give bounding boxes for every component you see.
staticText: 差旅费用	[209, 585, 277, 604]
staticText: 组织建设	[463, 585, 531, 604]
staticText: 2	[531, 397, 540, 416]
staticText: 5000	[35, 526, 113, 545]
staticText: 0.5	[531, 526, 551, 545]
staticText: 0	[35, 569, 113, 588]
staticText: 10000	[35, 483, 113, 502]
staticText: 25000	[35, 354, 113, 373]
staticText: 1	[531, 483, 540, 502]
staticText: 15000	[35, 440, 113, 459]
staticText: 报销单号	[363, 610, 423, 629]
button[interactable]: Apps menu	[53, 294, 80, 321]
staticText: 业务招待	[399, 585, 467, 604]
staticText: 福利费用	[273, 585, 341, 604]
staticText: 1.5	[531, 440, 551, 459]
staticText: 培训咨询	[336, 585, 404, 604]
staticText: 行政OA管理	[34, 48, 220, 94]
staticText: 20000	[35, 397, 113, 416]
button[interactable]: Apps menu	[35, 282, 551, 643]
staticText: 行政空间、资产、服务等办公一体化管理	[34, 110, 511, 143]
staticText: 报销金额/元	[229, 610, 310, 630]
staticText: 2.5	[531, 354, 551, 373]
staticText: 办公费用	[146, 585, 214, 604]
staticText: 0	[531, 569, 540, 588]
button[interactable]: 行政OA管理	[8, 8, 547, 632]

---

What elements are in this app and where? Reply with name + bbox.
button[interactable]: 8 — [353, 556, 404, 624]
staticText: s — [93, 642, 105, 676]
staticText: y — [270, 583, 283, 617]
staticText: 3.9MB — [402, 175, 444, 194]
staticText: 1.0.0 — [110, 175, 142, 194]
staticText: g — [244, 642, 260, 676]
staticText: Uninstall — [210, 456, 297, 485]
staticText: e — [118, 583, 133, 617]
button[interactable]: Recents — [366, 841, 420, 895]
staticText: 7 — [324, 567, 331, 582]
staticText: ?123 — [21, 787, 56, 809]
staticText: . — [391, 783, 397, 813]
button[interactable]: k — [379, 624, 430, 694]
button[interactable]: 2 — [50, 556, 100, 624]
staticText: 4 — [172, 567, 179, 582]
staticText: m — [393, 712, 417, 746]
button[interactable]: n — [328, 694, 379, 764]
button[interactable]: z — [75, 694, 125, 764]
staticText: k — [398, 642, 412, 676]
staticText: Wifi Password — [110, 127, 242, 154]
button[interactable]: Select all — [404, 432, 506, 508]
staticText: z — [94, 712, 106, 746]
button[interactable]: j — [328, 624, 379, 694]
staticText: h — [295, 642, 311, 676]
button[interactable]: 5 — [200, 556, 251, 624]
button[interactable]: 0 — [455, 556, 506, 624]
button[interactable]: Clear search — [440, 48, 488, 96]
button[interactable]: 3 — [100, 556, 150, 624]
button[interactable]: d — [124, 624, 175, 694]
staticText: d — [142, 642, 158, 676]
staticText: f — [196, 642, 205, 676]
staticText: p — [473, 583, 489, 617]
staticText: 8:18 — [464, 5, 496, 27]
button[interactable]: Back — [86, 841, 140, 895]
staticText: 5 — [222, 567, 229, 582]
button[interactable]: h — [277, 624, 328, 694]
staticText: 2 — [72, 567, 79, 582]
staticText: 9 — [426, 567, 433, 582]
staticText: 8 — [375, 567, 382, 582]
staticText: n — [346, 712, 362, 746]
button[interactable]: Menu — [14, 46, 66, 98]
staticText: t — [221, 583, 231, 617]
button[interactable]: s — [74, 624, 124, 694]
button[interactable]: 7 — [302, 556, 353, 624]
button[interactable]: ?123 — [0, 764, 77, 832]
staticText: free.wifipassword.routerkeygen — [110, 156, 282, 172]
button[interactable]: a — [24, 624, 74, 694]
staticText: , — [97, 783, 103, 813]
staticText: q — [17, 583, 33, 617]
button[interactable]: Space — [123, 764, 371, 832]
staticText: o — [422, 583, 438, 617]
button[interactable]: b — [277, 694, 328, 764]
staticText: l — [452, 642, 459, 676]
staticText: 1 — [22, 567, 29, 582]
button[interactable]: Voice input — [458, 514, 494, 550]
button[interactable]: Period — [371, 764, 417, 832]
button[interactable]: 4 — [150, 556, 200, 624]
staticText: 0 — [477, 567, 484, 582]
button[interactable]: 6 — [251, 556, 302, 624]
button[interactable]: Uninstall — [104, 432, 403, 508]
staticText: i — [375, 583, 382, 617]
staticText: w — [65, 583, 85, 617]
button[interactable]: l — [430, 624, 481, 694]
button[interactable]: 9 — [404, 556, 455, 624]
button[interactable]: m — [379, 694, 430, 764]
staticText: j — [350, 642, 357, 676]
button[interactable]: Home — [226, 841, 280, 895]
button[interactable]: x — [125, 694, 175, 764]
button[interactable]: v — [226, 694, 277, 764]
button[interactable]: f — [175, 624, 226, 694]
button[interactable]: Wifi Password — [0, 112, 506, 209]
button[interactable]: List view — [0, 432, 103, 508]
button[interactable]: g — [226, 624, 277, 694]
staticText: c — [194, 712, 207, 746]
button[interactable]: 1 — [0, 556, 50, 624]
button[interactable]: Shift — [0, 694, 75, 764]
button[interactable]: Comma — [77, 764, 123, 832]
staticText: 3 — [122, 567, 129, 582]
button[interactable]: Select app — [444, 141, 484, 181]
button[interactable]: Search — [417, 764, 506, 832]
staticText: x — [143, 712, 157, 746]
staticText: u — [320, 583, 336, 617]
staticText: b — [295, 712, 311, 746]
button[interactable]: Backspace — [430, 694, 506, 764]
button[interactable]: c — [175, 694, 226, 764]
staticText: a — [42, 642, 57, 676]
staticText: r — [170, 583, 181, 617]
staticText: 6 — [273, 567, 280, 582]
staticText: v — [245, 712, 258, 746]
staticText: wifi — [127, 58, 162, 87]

--

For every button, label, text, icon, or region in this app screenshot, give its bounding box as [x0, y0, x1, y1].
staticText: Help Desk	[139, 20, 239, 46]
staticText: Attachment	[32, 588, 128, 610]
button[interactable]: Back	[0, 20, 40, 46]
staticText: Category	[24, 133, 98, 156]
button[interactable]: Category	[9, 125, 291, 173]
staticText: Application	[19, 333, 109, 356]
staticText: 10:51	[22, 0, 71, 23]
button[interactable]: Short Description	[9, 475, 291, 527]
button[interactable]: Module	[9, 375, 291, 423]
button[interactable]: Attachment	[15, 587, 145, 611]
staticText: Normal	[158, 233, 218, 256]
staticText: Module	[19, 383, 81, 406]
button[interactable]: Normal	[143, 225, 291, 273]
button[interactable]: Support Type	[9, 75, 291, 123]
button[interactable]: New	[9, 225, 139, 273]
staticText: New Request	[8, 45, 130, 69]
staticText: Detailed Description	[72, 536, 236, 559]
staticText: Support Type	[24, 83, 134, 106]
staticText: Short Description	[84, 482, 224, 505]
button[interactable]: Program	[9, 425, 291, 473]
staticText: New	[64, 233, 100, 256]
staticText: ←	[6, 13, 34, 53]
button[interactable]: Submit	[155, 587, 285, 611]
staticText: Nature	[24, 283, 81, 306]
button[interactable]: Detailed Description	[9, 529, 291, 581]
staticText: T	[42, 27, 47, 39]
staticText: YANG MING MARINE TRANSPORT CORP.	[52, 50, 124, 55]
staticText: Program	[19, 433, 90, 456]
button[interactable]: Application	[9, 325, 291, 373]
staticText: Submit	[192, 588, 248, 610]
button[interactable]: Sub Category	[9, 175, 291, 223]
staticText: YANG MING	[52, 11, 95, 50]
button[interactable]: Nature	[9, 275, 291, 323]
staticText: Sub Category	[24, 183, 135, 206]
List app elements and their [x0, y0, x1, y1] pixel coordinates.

▸ 作業内容
「give bounding boxes」を含む行から「354, 551, 373]」を含む行までを、両端の行も含めて、「Apps menu」を「Main menu」に変えて書き直す。それ以外の部分は一切変えない。

▸ 正しい出力
give bounding boxes for every component you see.
staticText: 差旅费用	[209, 585, 277, 604]
staticText: 组织建设	[463, 585, 531, 604]
staticText: 2	[531, 397, 540, 416]
staticText: 5000	[35, 526, 113, 545]
staticText: 0.5	[531, 526, 551, 545]
staticText: 0	[35, 569, 113, 588]
staticText: 10000	[35, 483, 113, 502]
staticText: 25000	[35, 354, 113, 373]
staticText: 1	[531, 483, 540, 502]
staticText: 15000	[35, 440, 113, 459]
staticText: 报销单号	[363, 610, 423, 629]
button[interactable]: Main menu	[53, 294, 80, 321]
staticText: 业务招待	[399, 585, 467, 604]
staticText: 福利费用	[273, 585, 341, 604]
staticText: 1.5	[531, 440, 551, 459]
staticText: 培训咨询	[336, 585, 404, 604]
staticText: 行政OA管理	[34, 48, 220, 94]
staticText: 20000	[35, 397, 113, 416]
button[interactable]: Main menu	[35, 282, 551, 643]
staticText: 行政空间、资产、服务等办公一体化管理	[34, 110, 511, 143]
staticText: 报销金额/元	[229, 610, 310, 630]
staticText: 2.5	[531, 354, 551, 373]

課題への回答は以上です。